Extracts from a graphics dataset
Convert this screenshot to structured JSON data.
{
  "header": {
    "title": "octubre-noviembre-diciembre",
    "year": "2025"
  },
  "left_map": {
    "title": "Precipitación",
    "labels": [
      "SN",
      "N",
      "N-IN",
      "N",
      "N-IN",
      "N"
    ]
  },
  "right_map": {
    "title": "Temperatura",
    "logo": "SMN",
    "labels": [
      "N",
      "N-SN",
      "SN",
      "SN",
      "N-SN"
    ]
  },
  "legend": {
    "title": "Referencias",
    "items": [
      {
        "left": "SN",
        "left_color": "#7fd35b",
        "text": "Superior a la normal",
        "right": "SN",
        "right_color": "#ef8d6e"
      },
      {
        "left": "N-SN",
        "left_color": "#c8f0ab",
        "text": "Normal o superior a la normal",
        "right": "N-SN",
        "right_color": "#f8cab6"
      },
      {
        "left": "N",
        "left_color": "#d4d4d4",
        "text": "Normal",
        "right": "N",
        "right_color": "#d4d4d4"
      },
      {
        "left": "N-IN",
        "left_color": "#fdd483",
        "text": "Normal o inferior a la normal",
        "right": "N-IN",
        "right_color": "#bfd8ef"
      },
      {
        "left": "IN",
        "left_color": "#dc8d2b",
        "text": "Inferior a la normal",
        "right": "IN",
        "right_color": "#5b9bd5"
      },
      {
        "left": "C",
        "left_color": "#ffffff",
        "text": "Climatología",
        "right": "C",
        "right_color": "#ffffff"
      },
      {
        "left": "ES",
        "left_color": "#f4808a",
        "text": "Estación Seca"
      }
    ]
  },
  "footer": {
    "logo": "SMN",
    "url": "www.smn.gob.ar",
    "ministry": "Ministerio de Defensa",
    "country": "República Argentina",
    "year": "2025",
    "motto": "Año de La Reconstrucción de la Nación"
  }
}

==

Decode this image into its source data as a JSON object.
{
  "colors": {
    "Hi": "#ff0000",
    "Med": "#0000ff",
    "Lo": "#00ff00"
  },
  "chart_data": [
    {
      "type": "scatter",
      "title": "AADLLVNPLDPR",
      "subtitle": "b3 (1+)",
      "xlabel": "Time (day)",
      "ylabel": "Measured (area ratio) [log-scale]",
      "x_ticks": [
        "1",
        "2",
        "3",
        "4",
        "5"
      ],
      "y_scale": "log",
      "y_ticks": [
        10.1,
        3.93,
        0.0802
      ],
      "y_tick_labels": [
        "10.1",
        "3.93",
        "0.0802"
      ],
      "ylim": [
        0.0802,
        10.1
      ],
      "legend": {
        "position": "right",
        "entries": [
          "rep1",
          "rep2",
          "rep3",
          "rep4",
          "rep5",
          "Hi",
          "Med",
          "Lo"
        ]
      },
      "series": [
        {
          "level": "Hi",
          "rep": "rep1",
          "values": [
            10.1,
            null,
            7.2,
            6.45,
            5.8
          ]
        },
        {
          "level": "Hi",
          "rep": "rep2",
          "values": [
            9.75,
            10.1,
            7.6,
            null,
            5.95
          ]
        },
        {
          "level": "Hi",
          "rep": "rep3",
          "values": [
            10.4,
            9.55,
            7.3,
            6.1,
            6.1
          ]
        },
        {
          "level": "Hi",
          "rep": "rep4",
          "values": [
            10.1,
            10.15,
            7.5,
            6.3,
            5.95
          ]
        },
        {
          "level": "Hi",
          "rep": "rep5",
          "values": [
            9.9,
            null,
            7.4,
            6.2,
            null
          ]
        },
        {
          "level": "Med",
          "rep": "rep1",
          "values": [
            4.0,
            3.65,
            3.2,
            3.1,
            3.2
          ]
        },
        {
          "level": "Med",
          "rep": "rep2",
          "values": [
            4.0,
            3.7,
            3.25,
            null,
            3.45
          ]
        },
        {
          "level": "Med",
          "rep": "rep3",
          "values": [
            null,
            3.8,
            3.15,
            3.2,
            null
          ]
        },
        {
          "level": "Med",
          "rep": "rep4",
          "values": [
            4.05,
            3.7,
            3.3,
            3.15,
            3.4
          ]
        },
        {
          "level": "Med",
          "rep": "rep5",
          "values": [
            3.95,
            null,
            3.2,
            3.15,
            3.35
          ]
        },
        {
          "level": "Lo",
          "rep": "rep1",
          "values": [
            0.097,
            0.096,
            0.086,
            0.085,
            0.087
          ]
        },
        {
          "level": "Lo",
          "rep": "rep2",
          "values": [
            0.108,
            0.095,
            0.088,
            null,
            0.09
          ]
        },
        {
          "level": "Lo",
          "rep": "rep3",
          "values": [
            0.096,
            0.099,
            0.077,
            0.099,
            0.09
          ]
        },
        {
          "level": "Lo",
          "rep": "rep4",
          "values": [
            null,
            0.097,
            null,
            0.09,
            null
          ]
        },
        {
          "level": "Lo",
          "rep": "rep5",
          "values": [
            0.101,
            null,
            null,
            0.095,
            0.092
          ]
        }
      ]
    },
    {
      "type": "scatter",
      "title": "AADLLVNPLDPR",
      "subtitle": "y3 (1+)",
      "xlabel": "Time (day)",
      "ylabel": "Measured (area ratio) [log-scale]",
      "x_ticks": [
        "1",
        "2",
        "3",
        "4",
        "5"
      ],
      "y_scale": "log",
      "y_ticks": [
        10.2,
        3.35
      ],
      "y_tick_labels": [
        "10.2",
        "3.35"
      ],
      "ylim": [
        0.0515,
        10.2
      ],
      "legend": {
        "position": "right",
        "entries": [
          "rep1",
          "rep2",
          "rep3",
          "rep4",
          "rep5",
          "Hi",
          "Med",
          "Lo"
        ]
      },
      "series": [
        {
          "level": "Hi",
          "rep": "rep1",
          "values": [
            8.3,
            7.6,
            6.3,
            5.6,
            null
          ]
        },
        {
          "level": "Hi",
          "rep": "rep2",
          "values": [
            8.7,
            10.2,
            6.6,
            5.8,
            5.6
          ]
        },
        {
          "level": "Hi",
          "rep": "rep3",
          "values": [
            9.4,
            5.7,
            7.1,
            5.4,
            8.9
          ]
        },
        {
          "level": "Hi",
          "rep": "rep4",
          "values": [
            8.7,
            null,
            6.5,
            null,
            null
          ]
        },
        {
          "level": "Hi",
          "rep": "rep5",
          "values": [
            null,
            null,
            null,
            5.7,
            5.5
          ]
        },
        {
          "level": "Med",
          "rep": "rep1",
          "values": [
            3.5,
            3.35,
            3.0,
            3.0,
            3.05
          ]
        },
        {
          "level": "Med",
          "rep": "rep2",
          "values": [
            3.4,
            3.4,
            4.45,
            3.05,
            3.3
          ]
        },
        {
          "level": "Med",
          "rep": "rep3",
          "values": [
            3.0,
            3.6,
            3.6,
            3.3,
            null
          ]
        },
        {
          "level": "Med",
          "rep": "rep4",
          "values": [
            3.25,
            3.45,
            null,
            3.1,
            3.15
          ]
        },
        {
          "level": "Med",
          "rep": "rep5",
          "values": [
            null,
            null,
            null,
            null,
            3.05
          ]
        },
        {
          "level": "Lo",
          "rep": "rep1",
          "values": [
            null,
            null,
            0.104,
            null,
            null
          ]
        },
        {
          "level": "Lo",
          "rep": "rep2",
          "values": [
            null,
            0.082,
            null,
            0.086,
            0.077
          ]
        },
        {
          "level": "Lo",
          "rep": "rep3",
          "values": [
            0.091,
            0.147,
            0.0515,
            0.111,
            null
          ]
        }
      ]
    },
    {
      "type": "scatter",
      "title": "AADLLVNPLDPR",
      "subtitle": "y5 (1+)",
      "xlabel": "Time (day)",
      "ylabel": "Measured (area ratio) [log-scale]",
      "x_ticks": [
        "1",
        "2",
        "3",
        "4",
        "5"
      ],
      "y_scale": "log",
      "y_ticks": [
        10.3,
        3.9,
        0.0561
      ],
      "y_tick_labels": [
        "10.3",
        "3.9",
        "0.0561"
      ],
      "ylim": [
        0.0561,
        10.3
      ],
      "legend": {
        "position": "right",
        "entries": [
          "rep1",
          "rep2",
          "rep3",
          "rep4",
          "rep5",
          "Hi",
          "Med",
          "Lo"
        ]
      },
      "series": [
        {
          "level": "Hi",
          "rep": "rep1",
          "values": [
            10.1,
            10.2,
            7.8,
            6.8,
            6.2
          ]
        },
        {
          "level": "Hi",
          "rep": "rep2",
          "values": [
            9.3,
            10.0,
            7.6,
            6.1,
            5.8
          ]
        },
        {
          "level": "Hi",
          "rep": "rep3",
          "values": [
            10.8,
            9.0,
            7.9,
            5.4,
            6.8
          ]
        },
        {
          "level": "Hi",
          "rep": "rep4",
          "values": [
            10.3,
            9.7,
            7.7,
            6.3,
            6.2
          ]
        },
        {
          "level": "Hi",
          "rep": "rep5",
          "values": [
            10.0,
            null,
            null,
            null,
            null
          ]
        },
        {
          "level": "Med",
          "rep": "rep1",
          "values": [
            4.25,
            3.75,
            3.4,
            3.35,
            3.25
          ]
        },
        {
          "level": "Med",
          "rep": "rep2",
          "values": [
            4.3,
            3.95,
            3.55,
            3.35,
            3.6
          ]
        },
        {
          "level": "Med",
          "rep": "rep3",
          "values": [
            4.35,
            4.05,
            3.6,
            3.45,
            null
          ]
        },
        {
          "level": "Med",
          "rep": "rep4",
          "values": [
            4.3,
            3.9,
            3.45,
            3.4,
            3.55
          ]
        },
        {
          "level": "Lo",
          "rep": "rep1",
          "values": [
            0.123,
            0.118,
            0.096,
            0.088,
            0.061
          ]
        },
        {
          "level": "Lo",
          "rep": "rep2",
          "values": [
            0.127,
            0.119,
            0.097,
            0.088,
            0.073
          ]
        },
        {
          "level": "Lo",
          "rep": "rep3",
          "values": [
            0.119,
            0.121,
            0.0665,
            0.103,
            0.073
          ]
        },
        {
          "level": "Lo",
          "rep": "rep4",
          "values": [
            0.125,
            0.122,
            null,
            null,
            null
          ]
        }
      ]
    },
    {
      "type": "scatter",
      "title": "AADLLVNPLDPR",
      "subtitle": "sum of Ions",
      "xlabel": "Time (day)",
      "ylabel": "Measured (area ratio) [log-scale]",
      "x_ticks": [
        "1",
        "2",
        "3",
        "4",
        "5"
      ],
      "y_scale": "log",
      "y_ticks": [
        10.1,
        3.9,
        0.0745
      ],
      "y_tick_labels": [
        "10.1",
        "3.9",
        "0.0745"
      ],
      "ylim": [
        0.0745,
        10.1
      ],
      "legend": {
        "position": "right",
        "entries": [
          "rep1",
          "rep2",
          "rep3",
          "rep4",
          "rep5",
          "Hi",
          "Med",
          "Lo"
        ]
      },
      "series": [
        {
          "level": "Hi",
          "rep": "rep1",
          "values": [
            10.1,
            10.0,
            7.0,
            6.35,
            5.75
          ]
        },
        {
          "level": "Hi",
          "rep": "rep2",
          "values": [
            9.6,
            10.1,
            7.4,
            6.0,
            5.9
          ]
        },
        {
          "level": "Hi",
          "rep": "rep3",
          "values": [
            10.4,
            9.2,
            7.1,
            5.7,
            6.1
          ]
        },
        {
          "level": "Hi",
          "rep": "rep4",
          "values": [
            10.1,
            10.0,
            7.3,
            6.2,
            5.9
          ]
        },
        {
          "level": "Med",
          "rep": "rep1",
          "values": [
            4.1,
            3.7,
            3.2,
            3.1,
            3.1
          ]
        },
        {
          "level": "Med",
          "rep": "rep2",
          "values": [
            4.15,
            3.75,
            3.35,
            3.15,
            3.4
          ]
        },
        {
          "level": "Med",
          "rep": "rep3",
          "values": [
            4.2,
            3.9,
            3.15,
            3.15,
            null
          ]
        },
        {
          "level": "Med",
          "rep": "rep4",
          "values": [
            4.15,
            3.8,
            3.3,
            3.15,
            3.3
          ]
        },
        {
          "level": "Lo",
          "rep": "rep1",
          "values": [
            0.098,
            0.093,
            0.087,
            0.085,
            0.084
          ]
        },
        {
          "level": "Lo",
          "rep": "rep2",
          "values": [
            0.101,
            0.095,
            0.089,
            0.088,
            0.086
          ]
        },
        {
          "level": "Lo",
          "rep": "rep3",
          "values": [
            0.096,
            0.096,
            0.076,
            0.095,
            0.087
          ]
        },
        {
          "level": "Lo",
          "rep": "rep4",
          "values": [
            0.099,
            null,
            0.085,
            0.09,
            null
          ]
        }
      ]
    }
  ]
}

==

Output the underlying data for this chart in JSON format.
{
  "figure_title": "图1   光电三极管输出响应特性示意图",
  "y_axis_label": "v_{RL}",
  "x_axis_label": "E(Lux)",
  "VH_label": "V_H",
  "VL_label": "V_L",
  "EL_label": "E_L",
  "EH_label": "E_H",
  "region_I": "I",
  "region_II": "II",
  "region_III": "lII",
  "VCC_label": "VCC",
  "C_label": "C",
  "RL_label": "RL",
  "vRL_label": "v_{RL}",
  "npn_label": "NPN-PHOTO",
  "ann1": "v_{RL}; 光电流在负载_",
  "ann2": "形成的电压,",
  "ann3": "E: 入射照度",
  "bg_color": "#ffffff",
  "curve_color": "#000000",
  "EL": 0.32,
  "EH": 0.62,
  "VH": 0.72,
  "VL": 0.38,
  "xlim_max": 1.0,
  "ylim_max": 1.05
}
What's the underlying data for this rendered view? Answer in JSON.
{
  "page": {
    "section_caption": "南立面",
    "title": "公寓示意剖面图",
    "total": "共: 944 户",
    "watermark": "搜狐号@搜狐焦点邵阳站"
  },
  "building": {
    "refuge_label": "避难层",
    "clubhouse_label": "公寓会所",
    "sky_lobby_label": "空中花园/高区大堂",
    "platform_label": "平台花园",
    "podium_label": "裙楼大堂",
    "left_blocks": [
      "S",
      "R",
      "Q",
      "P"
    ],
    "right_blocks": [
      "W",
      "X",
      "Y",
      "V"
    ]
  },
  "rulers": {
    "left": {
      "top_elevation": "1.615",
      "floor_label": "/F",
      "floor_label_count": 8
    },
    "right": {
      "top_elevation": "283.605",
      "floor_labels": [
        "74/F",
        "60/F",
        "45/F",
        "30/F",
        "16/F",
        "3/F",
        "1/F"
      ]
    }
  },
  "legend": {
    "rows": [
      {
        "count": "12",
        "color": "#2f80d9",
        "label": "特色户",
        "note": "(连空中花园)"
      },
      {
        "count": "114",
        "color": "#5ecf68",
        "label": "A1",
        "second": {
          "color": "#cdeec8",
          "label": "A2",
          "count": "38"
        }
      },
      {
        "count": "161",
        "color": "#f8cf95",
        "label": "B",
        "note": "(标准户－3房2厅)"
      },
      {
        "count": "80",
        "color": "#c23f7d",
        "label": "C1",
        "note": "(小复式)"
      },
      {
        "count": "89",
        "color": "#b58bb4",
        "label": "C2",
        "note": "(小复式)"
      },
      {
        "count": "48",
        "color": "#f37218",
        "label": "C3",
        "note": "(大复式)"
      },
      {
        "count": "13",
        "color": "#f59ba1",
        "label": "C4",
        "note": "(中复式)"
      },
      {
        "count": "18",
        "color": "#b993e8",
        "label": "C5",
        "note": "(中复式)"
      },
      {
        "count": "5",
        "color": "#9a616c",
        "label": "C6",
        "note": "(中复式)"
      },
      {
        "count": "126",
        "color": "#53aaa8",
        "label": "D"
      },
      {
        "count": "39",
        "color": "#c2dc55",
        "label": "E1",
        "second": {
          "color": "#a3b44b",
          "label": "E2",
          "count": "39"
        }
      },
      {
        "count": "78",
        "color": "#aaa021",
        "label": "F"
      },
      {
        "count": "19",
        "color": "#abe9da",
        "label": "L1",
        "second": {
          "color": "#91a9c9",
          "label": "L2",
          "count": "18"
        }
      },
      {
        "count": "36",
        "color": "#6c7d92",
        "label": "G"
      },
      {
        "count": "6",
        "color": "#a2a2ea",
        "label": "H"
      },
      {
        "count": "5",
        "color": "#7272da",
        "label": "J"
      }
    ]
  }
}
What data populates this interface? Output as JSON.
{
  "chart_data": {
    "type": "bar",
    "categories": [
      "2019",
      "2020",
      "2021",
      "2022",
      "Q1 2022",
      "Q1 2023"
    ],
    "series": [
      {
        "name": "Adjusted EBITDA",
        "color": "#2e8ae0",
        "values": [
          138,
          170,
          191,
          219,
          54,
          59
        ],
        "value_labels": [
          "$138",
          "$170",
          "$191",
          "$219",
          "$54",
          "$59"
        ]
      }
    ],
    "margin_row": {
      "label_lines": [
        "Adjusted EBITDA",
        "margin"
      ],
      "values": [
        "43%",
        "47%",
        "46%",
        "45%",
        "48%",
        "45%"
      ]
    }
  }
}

§ OBJECTIVE
For the string "What", count the lines of the entries above that include it; answer with the number only.

§ SOLUTION BELOW
2